* Start Record extracts *

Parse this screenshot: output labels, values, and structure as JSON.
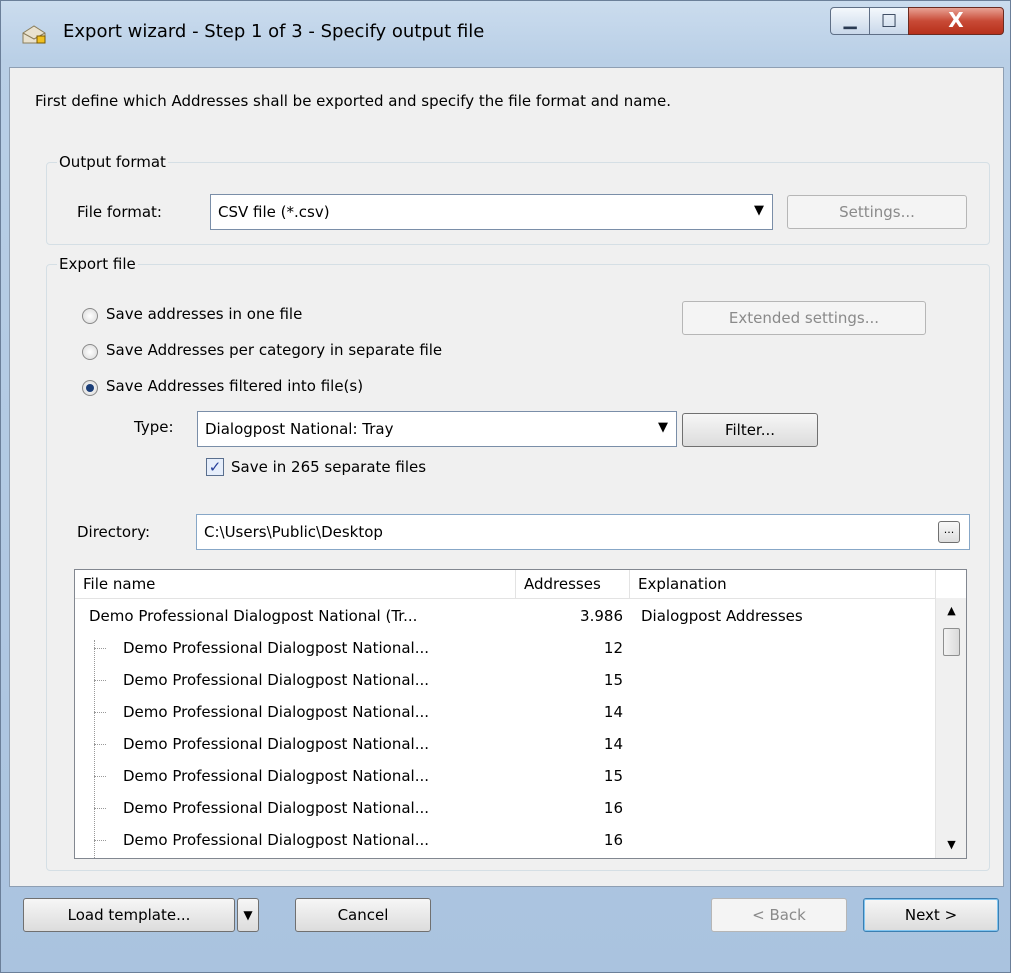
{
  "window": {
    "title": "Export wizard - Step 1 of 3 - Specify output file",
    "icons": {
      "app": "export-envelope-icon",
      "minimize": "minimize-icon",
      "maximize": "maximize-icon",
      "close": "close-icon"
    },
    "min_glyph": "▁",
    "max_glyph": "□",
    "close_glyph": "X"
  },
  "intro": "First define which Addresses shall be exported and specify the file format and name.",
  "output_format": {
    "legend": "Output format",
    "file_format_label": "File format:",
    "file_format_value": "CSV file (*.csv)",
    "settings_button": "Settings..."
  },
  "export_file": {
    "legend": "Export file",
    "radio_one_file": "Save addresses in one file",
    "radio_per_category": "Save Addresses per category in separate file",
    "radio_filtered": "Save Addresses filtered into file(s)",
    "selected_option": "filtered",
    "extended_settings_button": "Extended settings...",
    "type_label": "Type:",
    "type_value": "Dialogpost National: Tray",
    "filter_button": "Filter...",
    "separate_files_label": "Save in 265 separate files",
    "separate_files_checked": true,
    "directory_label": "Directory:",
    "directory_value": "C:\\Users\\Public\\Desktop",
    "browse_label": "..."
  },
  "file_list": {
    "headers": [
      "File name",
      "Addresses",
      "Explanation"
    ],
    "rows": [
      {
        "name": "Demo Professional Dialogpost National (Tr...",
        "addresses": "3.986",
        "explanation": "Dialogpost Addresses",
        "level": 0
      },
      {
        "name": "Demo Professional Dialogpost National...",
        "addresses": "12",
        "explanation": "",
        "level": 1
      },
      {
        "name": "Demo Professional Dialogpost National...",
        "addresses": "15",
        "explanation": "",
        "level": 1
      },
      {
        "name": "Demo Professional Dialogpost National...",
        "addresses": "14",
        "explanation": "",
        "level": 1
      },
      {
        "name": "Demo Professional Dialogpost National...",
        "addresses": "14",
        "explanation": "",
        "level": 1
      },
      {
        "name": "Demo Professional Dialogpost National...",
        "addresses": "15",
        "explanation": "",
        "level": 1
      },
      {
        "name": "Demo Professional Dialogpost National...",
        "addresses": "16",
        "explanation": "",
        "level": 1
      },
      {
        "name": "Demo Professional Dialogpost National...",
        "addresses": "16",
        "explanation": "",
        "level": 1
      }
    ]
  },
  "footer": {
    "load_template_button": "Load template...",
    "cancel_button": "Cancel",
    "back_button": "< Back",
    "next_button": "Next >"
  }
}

* End Record extracts *

▶ [Exercise aim]: Extract each line holding the word "Save" from the records.

▶ [Answer to this task]:
    "radio_one_file": "Save addresses in one file",
    "radio_per_category": "Save Addresses per category in separate file",
    "radio_filtered": "Save Addresses filtered into file(s)",
    "separate_files_label": "Save in 265 separate files",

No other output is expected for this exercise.